— begin Entries provided —

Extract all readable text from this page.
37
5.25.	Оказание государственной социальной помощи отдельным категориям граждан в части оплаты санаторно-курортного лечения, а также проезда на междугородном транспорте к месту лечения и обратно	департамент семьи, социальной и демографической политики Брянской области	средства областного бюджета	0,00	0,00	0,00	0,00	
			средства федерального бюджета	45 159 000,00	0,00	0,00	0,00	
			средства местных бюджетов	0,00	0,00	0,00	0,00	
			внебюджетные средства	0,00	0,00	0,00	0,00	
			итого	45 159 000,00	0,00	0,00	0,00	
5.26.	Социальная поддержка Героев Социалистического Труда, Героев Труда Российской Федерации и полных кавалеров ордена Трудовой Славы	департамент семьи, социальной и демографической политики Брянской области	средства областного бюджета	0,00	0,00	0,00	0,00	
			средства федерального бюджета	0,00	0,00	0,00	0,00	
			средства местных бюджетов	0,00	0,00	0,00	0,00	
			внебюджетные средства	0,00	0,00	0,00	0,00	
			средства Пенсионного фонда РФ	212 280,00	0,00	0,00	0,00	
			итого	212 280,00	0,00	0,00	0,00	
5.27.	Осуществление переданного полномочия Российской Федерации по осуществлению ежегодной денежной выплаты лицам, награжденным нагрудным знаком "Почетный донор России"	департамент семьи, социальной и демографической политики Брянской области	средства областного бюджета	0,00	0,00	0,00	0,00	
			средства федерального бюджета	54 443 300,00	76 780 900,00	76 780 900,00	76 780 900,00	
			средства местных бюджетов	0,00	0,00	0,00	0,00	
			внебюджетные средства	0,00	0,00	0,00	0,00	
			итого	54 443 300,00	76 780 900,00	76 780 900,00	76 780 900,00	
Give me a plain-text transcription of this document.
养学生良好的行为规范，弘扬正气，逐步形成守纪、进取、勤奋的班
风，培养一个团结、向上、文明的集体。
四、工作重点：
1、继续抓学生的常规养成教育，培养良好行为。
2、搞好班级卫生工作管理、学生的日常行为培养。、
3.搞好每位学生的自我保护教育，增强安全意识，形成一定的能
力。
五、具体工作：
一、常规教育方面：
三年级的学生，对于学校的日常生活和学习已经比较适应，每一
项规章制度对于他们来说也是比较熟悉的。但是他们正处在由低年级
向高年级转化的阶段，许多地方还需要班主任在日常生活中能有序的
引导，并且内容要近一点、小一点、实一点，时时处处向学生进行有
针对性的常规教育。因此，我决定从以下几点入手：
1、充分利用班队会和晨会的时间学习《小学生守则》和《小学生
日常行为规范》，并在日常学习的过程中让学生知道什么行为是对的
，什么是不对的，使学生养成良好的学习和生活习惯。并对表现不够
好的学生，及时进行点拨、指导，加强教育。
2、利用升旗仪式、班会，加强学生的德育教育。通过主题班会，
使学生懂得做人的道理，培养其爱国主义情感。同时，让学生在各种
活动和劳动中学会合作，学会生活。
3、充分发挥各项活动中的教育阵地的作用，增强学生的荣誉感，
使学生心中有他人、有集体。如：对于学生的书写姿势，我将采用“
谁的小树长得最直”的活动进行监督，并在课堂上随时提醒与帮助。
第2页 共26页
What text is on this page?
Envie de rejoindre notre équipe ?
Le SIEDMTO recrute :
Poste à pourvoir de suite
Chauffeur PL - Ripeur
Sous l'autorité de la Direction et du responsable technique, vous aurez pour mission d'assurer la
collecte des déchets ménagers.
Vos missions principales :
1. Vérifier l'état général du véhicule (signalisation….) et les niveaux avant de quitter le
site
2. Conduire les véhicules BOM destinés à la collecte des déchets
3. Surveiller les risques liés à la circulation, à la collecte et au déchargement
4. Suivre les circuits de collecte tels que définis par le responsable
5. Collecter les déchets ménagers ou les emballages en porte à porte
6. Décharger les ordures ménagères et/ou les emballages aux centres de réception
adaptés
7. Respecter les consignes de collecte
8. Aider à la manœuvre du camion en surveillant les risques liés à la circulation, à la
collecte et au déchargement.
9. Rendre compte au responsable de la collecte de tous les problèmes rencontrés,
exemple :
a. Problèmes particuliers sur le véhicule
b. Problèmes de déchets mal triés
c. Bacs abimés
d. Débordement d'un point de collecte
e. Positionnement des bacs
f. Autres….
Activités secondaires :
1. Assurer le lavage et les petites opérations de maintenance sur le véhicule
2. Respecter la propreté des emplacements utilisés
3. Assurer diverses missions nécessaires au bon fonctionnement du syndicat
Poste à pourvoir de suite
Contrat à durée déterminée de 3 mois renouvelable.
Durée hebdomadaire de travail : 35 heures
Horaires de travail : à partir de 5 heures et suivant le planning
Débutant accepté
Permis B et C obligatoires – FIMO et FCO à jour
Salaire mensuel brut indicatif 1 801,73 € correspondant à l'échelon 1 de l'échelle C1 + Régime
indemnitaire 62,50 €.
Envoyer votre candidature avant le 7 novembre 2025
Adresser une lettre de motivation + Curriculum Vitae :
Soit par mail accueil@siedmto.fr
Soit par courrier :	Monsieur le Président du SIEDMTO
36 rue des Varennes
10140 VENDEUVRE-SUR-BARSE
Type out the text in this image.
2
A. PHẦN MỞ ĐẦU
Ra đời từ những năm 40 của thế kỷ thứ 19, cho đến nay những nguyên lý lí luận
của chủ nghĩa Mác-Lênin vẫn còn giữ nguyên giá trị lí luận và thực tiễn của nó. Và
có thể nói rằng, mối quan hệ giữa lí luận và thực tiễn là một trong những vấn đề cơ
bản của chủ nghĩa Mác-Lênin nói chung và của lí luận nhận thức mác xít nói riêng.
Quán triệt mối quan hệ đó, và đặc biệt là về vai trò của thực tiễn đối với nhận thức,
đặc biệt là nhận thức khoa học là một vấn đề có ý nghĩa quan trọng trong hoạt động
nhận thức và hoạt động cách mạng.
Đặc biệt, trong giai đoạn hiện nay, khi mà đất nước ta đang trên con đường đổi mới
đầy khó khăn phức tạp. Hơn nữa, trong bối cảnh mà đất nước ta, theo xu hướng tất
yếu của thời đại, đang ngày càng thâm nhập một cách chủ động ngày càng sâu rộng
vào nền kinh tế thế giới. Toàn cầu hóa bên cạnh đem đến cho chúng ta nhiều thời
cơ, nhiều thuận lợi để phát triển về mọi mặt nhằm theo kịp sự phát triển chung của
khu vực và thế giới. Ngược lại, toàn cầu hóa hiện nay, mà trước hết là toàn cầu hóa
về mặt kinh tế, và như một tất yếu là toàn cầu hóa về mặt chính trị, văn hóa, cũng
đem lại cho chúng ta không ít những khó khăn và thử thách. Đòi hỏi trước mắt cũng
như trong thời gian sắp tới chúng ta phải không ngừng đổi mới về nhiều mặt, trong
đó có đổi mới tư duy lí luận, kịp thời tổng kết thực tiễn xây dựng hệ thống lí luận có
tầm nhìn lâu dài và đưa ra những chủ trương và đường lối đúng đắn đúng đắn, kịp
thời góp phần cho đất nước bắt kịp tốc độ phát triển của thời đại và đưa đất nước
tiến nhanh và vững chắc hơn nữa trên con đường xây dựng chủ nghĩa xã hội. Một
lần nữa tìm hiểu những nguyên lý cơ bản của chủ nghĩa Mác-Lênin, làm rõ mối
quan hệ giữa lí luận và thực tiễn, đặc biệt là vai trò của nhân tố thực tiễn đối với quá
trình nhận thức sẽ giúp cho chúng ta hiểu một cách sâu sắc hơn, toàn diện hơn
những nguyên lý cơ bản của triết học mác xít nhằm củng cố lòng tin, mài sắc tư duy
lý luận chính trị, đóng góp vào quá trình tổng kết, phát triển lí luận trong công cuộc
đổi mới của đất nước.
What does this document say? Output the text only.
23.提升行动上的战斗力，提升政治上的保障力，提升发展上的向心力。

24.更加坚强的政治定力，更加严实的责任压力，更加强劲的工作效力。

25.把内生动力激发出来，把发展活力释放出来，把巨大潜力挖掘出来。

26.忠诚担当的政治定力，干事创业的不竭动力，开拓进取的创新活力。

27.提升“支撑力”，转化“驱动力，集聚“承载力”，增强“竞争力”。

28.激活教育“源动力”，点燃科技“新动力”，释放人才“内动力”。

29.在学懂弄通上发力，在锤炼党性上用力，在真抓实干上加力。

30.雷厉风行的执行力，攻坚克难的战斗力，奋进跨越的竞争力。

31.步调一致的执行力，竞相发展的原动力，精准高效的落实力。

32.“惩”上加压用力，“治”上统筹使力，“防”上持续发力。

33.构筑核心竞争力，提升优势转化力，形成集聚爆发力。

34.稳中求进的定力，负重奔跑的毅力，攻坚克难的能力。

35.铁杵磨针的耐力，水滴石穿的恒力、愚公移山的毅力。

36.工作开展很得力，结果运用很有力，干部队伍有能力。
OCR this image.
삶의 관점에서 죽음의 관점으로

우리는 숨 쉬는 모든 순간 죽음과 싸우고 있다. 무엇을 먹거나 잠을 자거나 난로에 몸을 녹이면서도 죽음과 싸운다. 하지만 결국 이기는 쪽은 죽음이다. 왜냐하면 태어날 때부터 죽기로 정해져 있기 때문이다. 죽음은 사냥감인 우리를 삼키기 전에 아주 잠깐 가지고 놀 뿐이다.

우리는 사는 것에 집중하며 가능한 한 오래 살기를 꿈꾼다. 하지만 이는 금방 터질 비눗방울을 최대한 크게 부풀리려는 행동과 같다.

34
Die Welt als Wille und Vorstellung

— end Entries provided —

> **Goal**
Gather all lines of the records that include the word "Soit".

> **Worked answer**
Soit par mail accueil@siedmto.fr
Soit par courrier :	Monsieur le Président du SIEDMTO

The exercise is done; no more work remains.